Short exercise:
Where a line contains the word "asked", copy that line in full.

Data entries:
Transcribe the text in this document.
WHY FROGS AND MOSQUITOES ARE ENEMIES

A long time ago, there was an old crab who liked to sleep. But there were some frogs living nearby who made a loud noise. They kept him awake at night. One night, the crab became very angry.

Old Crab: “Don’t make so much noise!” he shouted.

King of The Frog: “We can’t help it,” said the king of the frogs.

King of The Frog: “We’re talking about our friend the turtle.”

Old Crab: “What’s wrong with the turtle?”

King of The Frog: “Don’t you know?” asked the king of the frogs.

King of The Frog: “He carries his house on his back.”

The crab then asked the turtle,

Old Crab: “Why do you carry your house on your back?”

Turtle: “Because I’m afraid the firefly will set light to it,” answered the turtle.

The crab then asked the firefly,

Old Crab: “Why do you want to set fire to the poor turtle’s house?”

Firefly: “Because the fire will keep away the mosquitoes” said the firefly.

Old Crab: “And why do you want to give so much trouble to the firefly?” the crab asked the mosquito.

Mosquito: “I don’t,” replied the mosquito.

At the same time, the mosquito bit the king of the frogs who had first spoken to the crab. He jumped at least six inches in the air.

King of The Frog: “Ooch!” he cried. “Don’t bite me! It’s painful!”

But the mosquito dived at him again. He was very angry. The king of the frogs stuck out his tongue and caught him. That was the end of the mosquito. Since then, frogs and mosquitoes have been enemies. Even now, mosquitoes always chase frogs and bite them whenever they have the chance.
--
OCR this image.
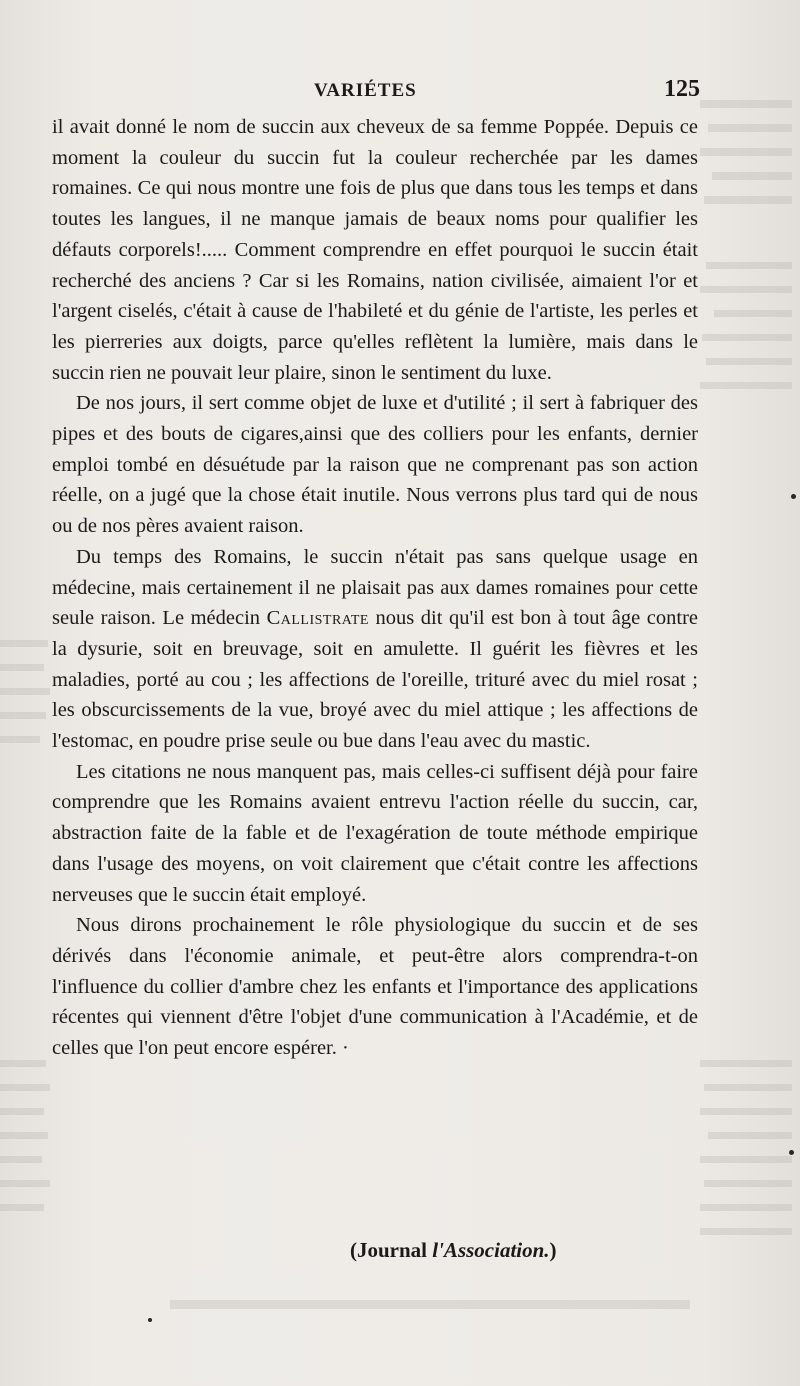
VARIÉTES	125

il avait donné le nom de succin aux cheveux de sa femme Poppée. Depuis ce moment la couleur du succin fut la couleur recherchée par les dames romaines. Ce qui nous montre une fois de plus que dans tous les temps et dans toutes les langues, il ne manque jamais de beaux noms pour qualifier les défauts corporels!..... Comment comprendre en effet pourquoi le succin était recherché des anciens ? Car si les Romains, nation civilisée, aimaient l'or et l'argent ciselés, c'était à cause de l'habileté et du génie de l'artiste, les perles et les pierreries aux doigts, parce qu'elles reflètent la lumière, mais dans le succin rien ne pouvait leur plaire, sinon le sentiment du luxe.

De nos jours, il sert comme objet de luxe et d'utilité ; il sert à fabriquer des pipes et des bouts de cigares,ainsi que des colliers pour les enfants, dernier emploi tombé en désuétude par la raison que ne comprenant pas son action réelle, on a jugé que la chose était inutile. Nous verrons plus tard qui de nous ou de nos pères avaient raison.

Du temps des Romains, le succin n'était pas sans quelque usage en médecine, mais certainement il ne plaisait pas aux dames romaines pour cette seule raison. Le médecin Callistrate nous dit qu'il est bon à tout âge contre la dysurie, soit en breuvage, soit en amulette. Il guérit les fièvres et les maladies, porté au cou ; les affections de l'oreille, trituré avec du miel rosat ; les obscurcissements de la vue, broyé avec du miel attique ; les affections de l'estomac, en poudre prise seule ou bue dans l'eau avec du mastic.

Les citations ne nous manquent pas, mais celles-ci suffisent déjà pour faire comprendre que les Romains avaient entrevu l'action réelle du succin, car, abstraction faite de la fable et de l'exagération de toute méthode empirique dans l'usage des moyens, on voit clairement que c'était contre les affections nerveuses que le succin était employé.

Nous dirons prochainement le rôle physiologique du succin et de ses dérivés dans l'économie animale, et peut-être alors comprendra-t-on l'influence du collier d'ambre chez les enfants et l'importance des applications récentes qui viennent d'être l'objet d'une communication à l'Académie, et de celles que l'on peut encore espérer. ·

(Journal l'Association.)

The answer:
King of The Frog: “Don’t you know?” asked the king of the frogs.
The crab then asked the turtle,
The crab then asked the firefly,
Old Crab: “And why do you want to give so much trouble to the firefly?” the crab asked the mosquito.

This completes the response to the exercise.